◆ TASK GOAL ◆
Check every line of the entries for "deleted", and copy the lines that hold it.

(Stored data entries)
[BEGIN]
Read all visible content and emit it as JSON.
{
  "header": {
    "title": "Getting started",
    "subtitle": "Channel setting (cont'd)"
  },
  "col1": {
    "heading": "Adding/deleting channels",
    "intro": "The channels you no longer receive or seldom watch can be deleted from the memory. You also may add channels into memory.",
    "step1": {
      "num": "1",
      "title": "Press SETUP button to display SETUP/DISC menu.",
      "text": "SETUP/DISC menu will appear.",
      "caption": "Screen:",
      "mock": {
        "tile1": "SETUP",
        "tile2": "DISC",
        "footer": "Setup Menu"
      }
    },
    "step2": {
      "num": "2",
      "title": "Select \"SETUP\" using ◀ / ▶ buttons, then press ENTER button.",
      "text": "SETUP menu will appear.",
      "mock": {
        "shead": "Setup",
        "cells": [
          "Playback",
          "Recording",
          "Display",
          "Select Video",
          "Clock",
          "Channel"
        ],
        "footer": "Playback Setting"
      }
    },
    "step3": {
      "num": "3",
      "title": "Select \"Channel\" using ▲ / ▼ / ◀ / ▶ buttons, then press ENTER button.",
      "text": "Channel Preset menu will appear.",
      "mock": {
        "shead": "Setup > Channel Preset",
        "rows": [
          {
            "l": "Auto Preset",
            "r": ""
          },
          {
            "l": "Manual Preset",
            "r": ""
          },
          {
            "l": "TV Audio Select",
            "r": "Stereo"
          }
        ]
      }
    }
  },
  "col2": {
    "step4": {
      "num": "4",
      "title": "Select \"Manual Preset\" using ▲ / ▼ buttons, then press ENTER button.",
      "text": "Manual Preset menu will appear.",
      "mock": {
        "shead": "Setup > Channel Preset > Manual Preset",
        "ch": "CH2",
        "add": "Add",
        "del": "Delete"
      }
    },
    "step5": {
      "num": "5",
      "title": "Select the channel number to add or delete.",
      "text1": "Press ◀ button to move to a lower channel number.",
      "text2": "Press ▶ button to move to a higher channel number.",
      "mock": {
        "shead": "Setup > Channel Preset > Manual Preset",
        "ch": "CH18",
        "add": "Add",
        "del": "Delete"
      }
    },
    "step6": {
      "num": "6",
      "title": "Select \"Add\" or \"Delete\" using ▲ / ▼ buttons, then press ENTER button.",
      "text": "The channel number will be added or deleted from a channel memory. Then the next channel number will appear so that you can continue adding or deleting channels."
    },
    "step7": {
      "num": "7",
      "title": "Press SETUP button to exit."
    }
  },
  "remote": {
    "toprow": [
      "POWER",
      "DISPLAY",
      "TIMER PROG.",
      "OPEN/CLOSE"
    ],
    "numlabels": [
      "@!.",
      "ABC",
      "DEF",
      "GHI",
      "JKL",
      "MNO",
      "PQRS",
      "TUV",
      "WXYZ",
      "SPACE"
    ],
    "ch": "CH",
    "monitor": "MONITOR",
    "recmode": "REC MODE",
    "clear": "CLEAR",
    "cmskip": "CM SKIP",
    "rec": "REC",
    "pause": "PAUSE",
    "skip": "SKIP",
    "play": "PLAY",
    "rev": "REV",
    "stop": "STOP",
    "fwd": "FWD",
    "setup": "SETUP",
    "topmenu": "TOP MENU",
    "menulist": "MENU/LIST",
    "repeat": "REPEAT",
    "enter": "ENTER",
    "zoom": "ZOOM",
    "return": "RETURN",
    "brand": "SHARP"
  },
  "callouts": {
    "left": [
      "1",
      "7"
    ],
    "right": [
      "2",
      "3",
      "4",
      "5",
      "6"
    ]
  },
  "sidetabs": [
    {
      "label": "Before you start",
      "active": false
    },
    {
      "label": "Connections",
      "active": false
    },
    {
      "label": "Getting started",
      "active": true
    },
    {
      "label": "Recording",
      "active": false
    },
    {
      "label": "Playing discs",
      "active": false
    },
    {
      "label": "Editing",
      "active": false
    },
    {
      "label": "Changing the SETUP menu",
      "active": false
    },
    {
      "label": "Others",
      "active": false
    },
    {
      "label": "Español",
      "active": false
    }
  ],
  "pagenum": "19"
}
[END]
◆ OUTPUT ◆
    "intro": "The channels you no longer receive or seldom watch can be deleted from the memory. You also may add channels into memory.",
      "text": "The channel number will be added or deleted from a channel memory. Then the next channel number will appear so that you can continue adding or deleting channels."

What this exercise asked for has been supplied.